What would Jane Jacobs do?
This question is part of the Facebook page URL for the group New Urbanist Memes for Transit Oriented Teens, a page where members partake in discussions about public transit, share memes about gentrification and construct maps of transit lines connecting all the Taco Bells in Austin, Texas. The members’ sacred text is revolutionary urbanist Jane Jacobs’ masterpiece, “The Death and Life of Great American Cities,” and their vision is the most efficient city: one that runs solely on electricity, without a single car in sight.
Younger generations are often written off when it comes to politics and policy change — Generation X and millennials comprise the majority of the voter population, but have low voter turnout, according to the Pew Research Center. Despite these numbers, young urbanists turn out for issues that affect them on the municipal level.
As a proud NUMTOT member, I’ve been mired in discussions about the San Francisco Bay Area Rapid Transit system and its efficiency in connecting over 100 miles of track along Northern California’s most densely populated area. As a result of these online discussions, I’ve participated in several BART surveys, as well as the D-CA 17th District town hall in San Jose, where community members raised local concerns about how opening a new BART station affects their lifestyles and the city itself.
NUMTOT members’ passion for urbanism seeps into the minds of even those not even in the group — I share my love for all things trains with almost anyone I travel with, and lament the use of ride-hailing services instead of public transit to exasperated Lyft drivers.
The most recent Millennial Impact Report from 2017 found that “millennials are driven to engage locally more than nationally. Even those who engage nationally don’t reduce their local activity as a result.” Many of the issues they advocate for have direct consequences on their own lives. The Guardian reports that the various interests this age group has — environmentalism, equality and affordable housing — intersect with urbanism.
It makes sense: Younger generations are worried about the state of cities, the state of the environment and the density of human life due to the ensuing threat of overpopulation. They raise awareness of cross-city parallels like poor highway planning and excess car fuel emissions through niche memes and sardonically aware texts posts.
The goal? To share a laugh, but also to teach others more about local issues and ideate solutions for the long term.
Almost 135,000 members strong, the page has many relatives — NUMTinder was created for those interested in urbanist issues to find possible romantic relationships, and an entire page exists dedicated to memes solely about New York City’s Metropolitan Transportation Agency.
= = = = =
• [Actions to take]:
[1] Decide whether each statement agrees with the text about the NUMTOT Facebook group. Answer yes or no for each, and quote the words from the text that settle it. (a) The group has almost 135,000 members. (b) The Millennial Impact Report mentioned is from 2019. (c) The members picture a city that runs only on electricity.
[2] Carry on the text about the NUMTOT Facebook group from the point where it stops.
These lines have no connection to the text about the NUMTOT Facebook group.

Data for document layout analysis
= = = = =
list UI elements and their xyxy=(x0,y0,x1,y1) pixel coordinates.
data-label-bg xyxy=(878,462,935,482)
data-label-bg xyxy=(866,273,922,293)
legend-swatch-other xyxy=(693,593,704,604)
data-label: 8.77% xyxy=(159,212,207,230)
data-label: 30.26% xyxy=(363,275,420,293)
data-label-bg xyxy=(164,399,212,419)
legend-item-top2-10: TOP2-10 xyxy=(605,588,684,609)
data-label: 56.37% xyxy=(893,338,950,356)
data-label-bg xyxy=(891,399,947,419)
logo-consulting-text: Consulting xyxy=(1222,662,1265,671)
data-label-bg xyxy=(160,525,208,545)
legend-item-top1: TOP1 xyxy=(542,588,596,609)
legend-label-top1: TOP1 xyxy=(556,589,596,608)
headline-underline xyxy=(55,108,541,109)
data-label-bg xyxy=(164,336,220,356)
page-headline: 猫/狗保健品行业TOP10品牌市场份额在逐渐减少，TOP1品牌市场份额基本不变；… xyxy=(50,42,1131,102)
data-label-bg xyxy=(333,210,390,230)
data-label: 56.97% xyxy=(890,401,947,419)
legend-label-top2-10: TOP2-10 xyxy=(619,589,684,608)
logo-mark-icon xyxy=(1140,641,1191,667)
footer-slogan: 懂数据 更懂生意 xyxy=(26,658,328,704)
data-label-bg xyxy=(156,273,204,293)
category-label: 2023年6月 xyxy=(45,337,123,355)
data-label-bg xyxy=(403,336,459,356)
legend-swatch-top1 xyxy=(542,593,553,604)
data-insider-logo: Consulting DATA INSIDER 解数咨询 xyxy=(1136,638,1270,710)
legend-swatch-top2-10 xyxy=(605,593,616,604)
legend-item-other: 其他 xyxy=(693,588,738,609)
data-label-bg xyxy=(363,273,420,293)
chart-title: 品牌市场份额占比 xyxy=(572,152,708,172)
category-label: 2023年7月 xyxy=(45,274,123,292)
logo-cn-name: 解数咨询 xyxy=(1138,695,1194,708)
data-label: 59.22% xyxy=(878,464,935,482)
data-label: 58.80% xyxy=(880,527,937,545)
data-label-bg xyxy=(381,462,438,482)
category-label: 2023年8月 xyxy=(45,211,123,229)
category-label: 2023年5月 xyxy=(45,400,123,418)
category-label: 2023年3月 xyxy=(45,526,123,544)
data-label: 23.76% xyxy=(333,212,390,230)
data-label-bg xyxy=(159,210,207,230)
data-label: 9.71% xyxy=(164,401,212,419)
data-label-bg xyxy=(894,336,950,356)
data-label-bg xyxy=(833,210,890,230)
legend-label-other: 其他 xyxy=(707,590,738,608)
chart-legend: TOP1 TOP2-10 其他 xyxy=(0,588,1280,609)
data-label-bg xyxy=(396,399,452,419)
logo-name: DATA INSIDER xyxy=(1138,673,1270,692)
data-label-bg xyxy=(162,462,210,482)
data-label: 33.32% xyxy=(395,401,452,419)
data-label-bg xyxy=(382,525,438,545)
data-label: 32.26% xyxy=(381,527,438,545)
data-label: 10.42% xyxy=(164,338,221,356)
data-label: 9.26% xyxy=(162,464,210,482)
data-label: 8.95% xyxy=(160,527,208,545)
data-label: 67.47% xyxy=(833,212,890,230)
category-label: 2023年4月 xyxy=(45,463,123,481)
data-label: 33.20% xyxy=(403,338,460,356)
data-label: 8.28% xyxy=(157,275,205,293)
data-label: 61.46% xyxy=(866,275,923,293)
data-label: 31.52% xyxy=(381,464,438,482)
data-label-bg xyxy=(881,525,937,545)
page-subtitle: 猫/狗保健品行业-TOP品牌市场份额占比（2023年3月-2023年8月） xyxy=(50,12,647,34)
= = = = =
• [Per-task answers]:
[1]
(a) Yes: "Almost 135,000 members strong"
(b) No: "The most recent Millennial Impact Report from 2017"
(c) Yes: "one that runs solely on electricity, without a single car in sight"

[2]
These groups aren’t all relegated to Facebook — the Instagram community of urban photographers is hundreds strong. Some very popular Reddit threads explore experiences on public transit and city planning, and Tumblr accounts like McMansion Hell, a satirical commentary blog on excessively and inefficiently ornamented suburban houses, intend to “educate the masses about architectural concepts, urban planning, environmentalism and history.”
But beyond social media platforms, the increased interest in urbanism is visible in traditional education and career pathways. The Price School of Public Policy enrolled 2,028 students last fall, an uptick of almost 200 students from the year before. Apps like CitySwipe, described by the Guardian as “Tinder for cities,” aim to gather opinions of the general public and promote more inclusive urban planning.
Younger generations are interested in policy change that affects their daily lives, an increase in bike lanes and caps on fuel emissions to lower smog levels. This doesn’t mean they are politically unengaged.
This column is a beginner’s foray into the state of city matters. I hope to spark interest in the rise of urbanism and all of its related social issues — gentrification, homelessness, inequality — and perhaps incite readers to take action, whether it be participating in the upcoming election or entirely switching one’s field of study to urban studies and planning. By sharing my own experiences, I hope that others may find cities and urban life just as beautiful and problematic as I do.
Breanna de Vera is a sophomore writing about urban planning. She is also the opinion editor of the Daily Trojan. Her column, “Where the Sidewalk Starts” runs Mondays.